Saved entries
============

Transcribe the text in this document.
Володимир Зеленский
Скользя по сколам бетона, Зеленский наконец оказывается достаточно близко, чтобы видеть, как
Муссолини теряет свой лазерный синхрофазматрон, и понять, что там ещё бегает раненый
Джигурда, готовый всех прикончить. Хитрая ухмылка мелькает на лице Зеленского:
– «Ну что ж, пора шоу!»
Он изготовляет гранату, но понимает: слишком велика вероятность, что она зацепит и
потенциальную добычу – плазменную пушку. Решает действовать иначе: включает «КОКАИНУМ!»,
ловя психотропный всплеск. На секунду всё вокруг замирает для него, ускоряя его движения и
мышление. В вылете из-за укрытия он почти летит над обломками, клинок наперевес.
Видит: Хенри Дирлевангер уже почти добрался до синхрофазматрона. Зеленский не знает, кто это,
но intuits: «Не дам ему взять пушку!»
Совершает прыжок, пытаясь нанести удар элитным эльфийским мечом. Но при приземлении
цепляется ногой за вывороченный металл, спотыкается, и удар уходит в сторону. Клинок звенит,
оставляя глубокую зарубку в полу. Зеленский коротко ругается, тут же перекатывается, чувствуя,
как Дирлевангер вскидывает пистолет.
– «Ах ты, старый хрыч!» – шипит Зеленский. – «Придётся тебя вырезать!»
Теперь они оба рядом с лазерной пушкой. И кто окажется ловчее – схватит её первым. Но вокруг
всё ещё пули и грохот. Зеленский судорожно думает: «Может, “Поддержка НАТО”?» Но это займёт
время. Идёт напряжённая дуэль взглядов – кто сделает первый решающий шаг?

============

● **Given instruction**: Extract all of the data shown above and repeat it verbatim.

● **Correct response**:
Transcribe the text in this document.
Володимир Зеленский
Скользя по сколам бетона, Зеленский наконец оказывается достаточно близко, чтобы видеть, как
Муссолини теряет свой лазерный синхрофазматрон, и понять, что там ещё бегает раненый
Джигурда, готовый всех прикончить. Хитрая ухмылка мелькает на лице Зеленского:
– «Ну что ж, пора шоу!»
Он изготовляет гранату, но понимает: слишком велика вероятность, что она зацепит и
потенциальную добычу – плазменную пушку. Решает действовать иначе: включает «КОКАИНУМ!»,
ловя психотропный всплеск. На секунду всё вокруг замирает для него, ускоряя его движения и
мышление. В вылете из-за укрытия он почти летит над обломками, клинок наперевес.
Видит: Хенри Дирлевангер уже почти добрался до синхрофазматрона. Зеленский не знает, кто это,
но intuits: «Не дам ему взять пушку!»
Совершает прыжок, пытаясь нанести удар элитным эльфийским мечом. Но при приземлении
цепляется ногой за вывороченный металл, спотыкается, и удар уходит в сторону. Клинок звенит,
оставляя глубокую зарубку в полу. Зеленский коротко ругается, тут же перекатывается, чувствуя,
как Дирлевангер вскидывает пистолет.
– «Ах ты, старый хрыч!» – шипит Зеленский. – «Придётся тебя вырезать!»
Теперь они оба рядом с лазерной пушкой. И кто окажется ловчее – схватит её первым. Но вокруг
всё ещё пули и грохот. Зеленский судорожно думает: «Может, “Поддержка НАТО”?» Но это займёт
время. Идёт напряжённая дуэль взглядов – кто сделает первый решающий шаг?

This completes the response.